Problem to solve ▸ Extract every entry word for word. Skip the pictures.

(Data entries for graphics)
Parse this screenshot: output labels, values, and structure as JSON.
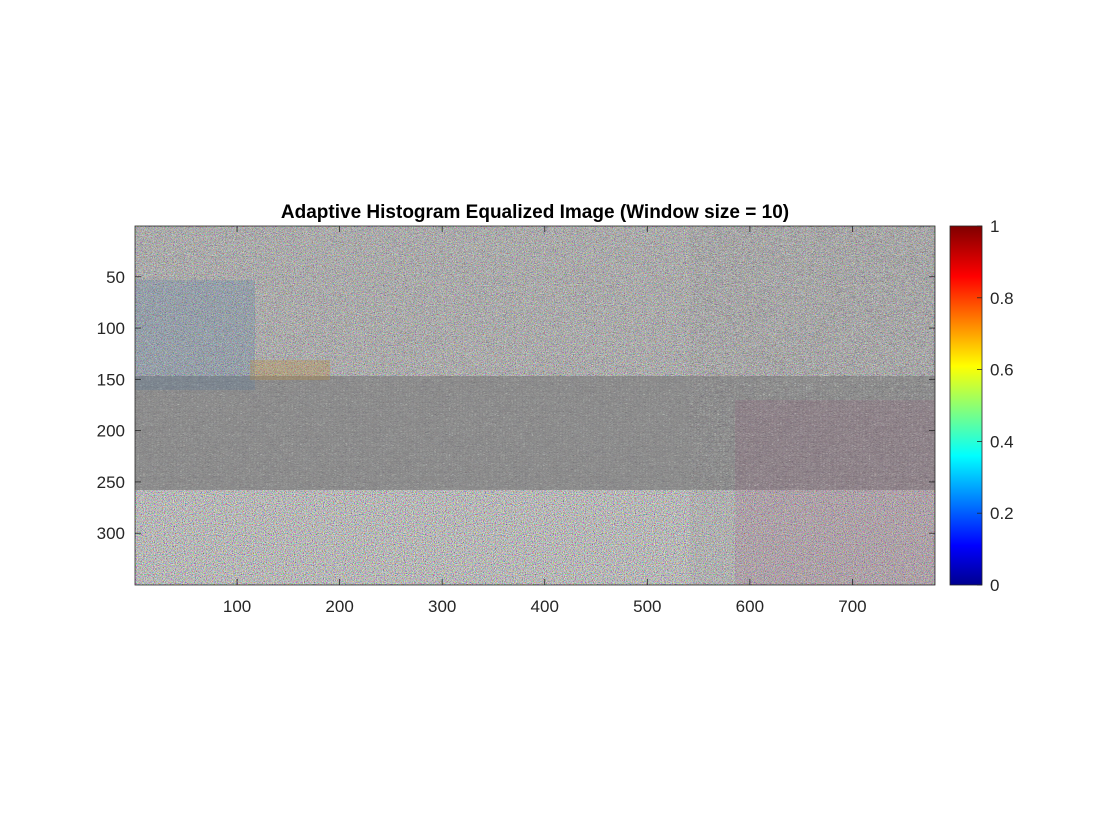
{
  "figure": {
    "title": "Adaptive Histogram Equalized Image (Window size = 10)",
    "image_width": 780,
    "image_height": 350,
    "xticks": [
      100,
      200,
      300,
      400,
      500,
      600,
      700
    ],
    "yticks": [
      50,
      100,
      150,
      200,
      250,
      300
    ],
    "yticks_shown": [
      "50",
      "100",
      "150",
      "200",
      "250",
      "300"
    ],
    "xtick_labels": [
      "100",
      "200",
      "300",
      "400",
      "500",
      "600",
      "700"
    ],
    "ytick_labels": [
      "50",
      "100",
      "150",
      "200",
      "250",
      "300"
    ]
  },
  "colorbar": {
    "colormap": "jet",
    "range": [
      0,
      1
    ],
    "ticks": [
      0,
      0.2,
      0.4,
      0.6,
      0.8,
      1
    ],
    "tick_labels": [
      "0",
      "0.2",
      "0.4",
      "0.6",
      "0.8",
      "1"
    ],
    "colors": [
      "#00008f",
      "#0000ff",
      "#00ffff",
      "#ffff00",
      "#ff0000",
      "#800000"
    ]
  }
}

Complete response ▸
Parse this screenshot: output labels, values, and structure as JSON.
{
  "figure": {
    "title": "Adaptive Histogram Equalized Image (Window size = 10)",
    "image_width": 780,
    "image_height": 350,
    "xticks": [
      100,
      200,
      300,
      400,
      500,
      600,
      700
    ],
    "yticks": [
      50,
      100,
      150,
      200,
      250,
      300
    ],
    "yticks_shown": [
      "50",
      "100",
      "150",
      "200",
      "250",
      "300"
    ],
    "xtick_labels": [
      "100",
      "200",
      "300",
      "400",
      "500",
      "600",
      "700"
    ],
    "ytick_labels": [
      "50",
      "100",
      "150",
      "200",
      "250",
      "300"
    ]
  },
  "colorbar": {
    "colormap": "jet",
    "range": [
      0,
      1
    ],
    "ticks": [
      0,
      0.2,
      0.4,
      0.6,
      0.8,
      1
    ],
    "tick_labels": [
      "0",
      "0.2",
      "0.4",
      "0.6",
      "0.8",
      "1"
    ],
    "colors": [
      "#00008f",
      "#0000ff",
      "#00ffff",
      "#ffff00",
      "#ff0000",
      "#800000"
    ]
  }
}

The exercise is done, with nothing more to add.